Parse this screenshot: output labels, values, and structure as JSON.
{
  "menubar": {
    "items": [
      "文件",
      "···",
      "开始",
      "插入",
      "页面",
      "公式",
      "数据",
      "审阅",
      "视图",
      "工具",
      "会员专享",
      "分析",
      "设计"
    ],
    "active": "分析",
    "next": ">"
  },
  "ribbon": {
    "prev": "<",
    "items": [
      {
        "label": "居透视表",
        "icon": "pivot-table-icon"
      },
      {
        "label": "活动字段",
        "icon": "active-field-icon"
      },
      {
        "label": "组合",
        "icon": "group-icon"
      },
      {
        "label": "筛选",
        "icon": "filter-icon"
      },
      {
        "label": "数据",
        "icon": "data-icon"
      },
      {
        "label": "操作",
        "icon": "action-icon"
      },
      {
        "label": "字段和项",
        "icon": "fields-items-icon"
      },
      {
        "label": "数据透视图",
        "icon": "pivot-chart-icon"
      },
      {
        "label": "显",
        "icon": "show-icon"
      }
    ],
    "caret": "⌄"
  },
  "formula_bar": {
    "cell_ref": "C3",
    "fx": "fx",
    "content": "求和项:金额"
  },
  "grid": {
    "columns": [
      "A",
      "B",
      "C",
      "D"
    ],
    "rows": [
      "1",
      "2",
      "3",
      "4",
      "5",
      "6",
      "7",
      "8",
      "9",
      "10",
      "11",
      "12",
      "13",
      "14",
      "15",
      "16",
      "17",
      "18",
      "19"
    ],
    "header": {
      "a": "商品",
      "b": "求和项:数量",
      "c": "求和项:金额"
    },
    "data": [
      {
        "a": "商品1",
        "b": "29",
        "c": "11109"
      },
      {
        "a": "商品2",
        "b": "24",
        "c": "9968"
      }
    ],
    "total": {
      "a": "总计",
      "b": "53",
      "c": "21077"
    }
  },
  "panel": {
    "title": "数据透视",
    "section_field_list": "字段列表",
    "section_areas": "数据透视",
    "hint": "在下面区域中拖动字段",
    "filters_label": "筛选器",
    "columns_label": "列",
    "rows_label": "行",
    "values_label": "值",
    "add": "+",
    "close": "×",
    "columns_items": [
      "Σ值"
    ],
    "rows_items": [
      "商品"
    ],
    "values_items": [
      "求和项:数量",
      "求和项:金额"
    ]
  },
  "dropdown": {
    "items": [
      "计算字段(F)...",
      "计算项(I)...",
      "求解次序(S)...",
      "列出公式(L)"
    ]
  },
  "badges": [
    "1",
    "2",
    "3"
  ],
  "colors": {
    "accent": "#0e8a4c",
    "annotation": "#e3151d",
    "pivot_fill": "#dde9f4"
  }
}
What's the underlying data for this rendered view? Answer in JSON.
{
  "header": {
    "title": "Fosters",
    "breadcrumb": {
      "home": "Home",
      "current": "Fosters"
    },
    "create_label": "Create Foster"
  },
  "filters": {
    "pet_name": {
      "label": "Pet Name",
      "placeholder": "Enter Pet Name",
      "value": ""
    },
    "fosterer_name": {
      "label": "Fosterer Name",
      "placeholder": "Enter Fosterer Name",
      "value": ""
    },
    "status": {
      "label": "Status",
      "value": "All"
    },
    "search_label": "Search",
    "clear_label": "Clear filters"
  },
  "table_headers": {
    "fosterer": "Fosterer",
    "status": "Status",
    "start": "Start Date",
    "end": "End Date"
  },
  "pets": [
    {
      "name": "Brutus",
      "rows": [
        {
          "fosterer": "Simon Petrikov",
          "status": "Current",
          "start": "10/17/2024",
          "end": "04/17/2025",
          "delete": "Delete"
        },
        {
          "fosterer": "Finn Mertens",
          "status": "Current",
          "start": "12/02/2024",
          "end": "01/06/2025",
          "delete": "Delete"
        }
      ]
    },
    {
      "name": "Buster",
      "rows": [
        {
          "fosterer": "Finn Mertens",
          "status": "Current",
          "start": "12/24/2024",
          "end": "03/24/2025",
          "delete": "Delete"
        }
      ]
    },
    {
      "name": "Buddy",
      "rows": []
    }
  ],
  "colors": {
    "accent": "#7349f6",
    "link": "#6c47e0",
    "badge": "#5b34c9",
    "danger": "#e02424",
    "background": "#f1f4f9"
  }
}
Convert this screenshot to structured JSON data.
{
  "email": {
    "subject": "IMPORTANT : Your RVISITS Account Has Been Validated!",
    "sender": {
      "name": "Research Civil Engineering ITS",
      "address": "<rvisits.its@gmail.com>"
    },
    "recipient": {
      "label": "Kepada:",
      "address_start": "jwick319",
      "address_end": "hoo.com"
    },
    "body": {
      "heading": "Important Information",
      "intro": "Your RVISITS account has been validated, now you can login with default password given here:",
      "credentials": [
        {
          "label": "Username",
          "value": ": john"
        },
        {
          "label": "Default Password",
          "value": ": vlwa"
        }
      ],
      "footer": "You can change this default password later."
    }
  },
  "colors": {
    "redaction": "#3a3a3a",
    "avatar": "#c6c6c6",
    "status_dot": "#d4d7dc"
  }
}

▶ **Short exercise**:
Could you reproduce every record above exactly as it appears?

▶ **Result of the task**:
Parse this screenshot: output labels, values, and structure as JSON.
{
  "menubar": {
    "items": [
      "文件",
      "···",
      "开始",
      "插入",
      "页面",
      "公式",
      "数据",
      "审阅",
      "视图",
      "工具",
      "会员专享",
      "分析",
      "设计"
    ],
    "active": "分析",
    "next": ">"
  },
  "ribbon": {
    "prev": "<",
    "items": [
      {
        "label": "居透视表",
        "icon": "pivot-table-icon"
      },
      {
        "label": "活动字段",
        "icon": "active-field-icon"
      },
      {
        "label": "组合",
        "icon": "group-icon"
      },
      {
        "label": "筛选",
        "icon": "filter-icon"
      },
      {
        "label": "数据",
        "icon": "data-icon"
      },
      {
        "label": "操作",
        "icon": "action-icon"
      },
      {
        "label": "字段和项",
        "icon": "fields-items-icon"
      },
      {
        "label": "数据透视图",
        "icon": "pivot-chart-icon"
      },
      {
        "label": "显",
        "icon": "show-icon"
      }
    ],
    "caret": "⌄"
  },
  "formula_bar": {
    "cell_ref": "C3",
    "fx": "fx",
    "content": "求和项:金额"
  },
  "grid": {
    "columns": [
      "A",
      "B",
      "C",
      "D"
    ],
    "rows": [
      "1",
      "2",
      "3",
      "4",
      "5",
      "6",
      "7",
      "8",
      "9",
      "10",
      "11",
      "12",
      "13",
      "14",
      "15",
      "16",
      "17",
      "18",
      "19"
    ],
    "header": {
      "a": "商品",
      "b": "求和项:数量",
      "c": "求和项:金额"
    },
    "data": [
      {
        "a": "商品1",
        "b": "29",
        "c": "11109"
      },
      {
        "a": "商品2",
        "b": "24",
        "c": "9968"
      }
    ],
    "total": {
      "a": "总计",
      "b": "53",
      "c": "21077"
    }
  },
  "panel": {
    "title": "数据透视",
    "section_field_list": "字段列表",
    "section_areas": "数据透视",
    "hint": "在下面区域中拖动字段",
    "filters_label": "筛选器",
    "columns_label": "列",
    "rows_label": "行",
    "values_label": "值",
    "add": "+",
    "close": "×",
    "columns_items": [
      "Σ值"
    ],
    "rows_items": [
      "商品"
    ],
    "values_items": [
      "求和项:数量",
      "求和项:金额"
    ]
  },
  "dropdown": {
    "items": [
      "计算字段(F)...",
      "计算项(I)...",
      "求解次序(S)...",
      "列出公式(L)"
    ]
  },
  "badges": [
    "1",
    "2",
    "3"
  ],
  "colors": {
    "accent": "#0e8a4c",
    "annotation": "#e3151d",
    "pivot_fill": "#dde9f4"
  }
}
What's the underlying data for this rendered view? Answer in JSON.
{
  "header": {
    "title": "Fosters",
    "breadcrumb": {
      "home": "Home",
      "current": "Fosters"
    },
    "create_label": "Create Foster"
  },
  "filters": {
    "pet_name": {
      "label": "Pet Name",
      "placeholder": "Enter Pet Name",
      "value": ""
    },
    "fosterer_name": {
      "label": "Fosterer Name",
      "placeholder": "Enter Fosterer Name",
      "value": ""
    },
    "status": {
      "label": "Status",
      "value": "All"
    },
    "search_label": "Search",
    "clear_label": "Clear filters"
  },
  "table_headers": {
    "fosterer": "Fosterer",
    "status": "Status",
    "start": "Start Date",
    "end": "End Date"
  },
  "pets": [
    {
      "name": "Brutus",
      "rows": [
        {
          "fosterer": "Simon Petrikov",
          "status": "Current",
          "start": "10/17/2024",
          "end": "04/17/2025",
          "delete": "Delete"
        },
        {
          "fosterer": "Finn Mertens",
          "status": "Current",
          "start": "12/02/2024",
          "end": "01/06/2025",
          "delete": "Delete"
        }
      ]
    },
    {
      "name": "Buster",
      "rows": [
        {
          "fosterer": "Finn Mertens",
          "status": "Current",
          "start": "12/24/2024",
          "end": "03/24/2025",
          "delete": "Delete"
        }
      ]
    },
    {
      "name": "Buddy",
      "rows": []
    }
  ],
  "colors": {
    "accent": "#7349f6",
    "link": "#6c47e0",
    "badge": "#5b34c9",
    "danger": "#e02424",
    "background": "#f1f4f9"
  }
}
Convert this screenshot to structured JSON data.
{
  "email": {
    "subject": "IMPORTANT : Your RVISITS Account Has Been Validated!",
    "sender": {
      "name": "Research Civil Engineering ITS",
      "address": "<rvisits.its@gmail.com>"
    },
    "recipient": {
      "label": "Kepada:",
      "address_start": "jwick319",
      "address_end": "hoo.com"
    },
    "body": {
      "heading": "Important Information",
      "intro": "Your RVISITS account has been validated, now you can login with default password given here:",
      "credentials": [
        {
          "label": "Username",
          "value": ": john"
        },
        {
          "label": "Default Password",
          "value": ": vlwa"
        }
      ],
      "footer": "You can change this default password later."
    }
  },
  "colors": {
    "redaction": "#3a3a3a",
    "avatar": "#c6c6c6",
    "status_dot": "#d4d7dc"
  }
}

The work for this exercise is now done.